━━━━━ Material shown
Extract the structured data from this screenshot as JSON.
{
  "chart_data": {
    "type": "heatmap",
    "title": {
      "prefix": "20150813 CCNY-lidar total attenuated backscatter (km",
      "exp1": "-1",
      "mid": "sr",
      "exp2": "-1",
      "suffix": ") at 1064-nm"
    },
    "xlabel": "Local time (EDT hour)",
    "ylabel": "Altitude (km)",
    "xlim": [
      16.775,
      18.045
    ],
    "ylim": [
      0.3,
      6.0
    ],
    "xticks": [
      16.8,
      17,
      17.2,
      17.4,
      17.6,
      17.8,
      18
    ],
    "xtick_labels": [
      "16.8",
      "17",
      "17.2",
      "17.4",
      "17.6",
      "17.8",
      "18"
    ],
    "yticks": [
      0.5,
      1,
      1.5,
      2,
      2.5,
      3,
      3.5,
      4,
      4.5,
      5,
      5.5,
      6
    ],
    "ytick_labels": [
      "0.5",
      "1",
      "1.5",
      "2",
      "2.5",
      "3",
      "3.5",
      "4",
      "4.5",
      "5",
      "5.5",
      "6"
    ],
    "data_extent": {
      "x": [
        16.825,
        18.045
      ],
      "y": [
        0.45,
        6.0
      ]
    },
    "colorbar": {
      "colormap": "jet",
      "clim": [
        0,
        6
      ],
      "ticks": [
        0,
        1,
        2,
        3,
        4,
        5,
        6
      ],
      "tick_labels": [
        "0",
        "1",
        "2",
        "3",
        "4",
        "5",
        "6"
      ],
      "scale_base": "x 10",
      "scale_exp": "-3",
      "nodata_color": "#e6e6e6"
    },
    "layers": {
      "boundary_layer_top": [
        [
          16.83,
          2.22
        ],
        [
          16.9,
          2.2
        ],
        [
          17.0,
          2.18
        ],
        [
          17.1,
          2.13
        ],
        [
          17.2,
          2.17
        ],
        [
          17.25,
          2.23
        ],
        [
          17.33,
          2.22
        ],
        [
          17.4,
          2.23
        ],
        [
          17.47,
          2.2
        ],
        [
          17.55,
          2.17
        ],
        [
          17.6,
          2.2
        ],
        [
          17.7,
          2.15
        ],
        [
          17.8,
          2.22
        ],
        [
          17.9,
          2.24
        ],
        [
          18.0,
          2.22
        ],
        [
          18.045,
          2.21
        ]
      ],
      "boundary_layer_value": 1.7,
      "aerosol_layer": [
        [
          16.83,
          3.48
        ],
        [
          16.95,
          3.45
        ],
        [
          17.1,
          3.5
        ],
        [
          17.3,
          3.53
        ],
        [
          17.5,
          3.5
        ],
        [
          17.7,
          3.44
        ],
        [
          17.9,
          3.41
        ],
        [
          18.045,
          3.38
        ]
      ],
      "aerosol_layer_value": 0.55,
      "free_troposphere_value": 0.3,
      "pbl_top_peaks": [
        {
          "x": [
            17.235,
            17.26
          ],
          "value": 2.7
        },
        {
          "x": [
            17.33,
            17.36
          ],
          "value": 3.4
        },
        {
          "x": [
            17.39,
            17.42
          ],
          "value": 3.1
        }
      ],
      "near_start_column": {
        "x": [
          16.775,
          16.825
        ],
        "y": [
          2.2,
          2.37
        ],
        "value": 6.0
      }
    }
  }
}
━━━━━━━━━━
- Your task
Please restate the data word for word, every record included.

- Result for this task
Extract the structured data from this screenshot as JSON.
{
  "chart_data": {
    "type": "heatmap",
    "title": {
      "prefix": "20150813 CCNY-lidar total attenuated backscatter (km",
      "exp1": "-1",
      "mid": "sr",
      "exp2": "-1",
      "suffix": ") at 1064-nm"
    },
    "xlabel": "Local time (EDT hour)",
    "ylabel": "Altitude (km)",
    "xlim": [
      16.775,
      18.045
    ],
    "ylim": [
      0.3,
      6.0
    ],
    "xticks": [
      16.8,
      17,
      17.2,
      17.4,
      17.6,
      17.8,
      18
    ],
    "xtick_labels": [
      "16.8",
      "17",
      "17.2",
      "17.4",
      "17.6",
      "17.8",
      "18"
    ],
    "yticks": [
      0.5,
      1,
      1.5,
      2,
      2.5,
      3,
      3.5,
      4,
      4.5,
      5,
      5.5,
      6
    ],
    "ytick_labels": [
      "0.5",
      "1",
      "1.5",
      "2",
      "2.5",
      "3",
      "3.5",
      "4",
      "4.5",
      "5",
      "5.5",
      "6"
    ],
    "data_extent": {
      "x": [
        16.825,
        18.045
      ],
      "y": [
        0.45,
        6.0
      ]
    },
    "colorbar": {
      "colormap": "jet",
      "clim": [
        0,
        6
      ],
      "ticks": [
        0,
        1,
        2,
        3,
        4,
        5,
        6
      ],
      "tick_labels": [
        "0",
        "1",
        "2",
        "3",
        "4",
        "5",
        "6"
      ],
      "scale_base": "x 10",
      "scale_exp": "-3",
      "nodata_color": "#e6e6e6"
    },
    "layers": {
      "boundary_layer_top": [
        [
          16.83,
          2.22
        ],
        [
          16.9,
          2.2
        ],
        [
          17.0,
          2.18
        ],
        [
          17.1,
          2.13
        ],
        [
          17.2,
          2.17
        ],
        [
          17.25,
          2.23
        ],
        [
          17.33,
          2.22
        ],
        [
          17.4,
          2.23
        ],
        [
          17.47,
          2.2
        ],
        [
          17.55,
          2.17
        ],
        [
          17.6,
          2.2
        ],
        [
          17.7,
          2.15
        ],
        [
          17.8,
          2.22
        ],
        [
          17.9,
          2.24
        ],
        [
          18.0,
          2.22
        ],
        [
          18.045,
          2.21
        ]
      ],
      "boundary_layer_value": 1.7,
      "aerosol_layer": [
        [
          16.83,
          3.48
        ],
        [
          16.95,
          3.45
        ],
        [
          17.1,
          3.5
        ],
        [
          17.3,
          3.53
        ],
        [
          17.5,
          3.5
        ],
        [
          17.7,
          3.44
        ],
        [
          17.9,
          3.41
        ],
        [
          18.045,
          3.38
        ]
      ],
      "aerosol_layer_value": 0.55,
      "free_troposphere_value": 0.3,
      "pbl_top_peaks": [
        {
          "x": [
            17.235,
            17.26
          ],
          "value": 2.7
        },
        {
          "x": [
            17.33,
            17.36
          ],
          "value": 3.4
        },
        {
          "x": [
            17.39,
            17.42
          ],
          "value": 3.1
        }
      ],
      "near_start_column": {
        "x": [
          16.775,
          16.825
        ],
        "y": [
          2.2,
          2.37
        ],
        "value": 6.0
      }
    }
  }
}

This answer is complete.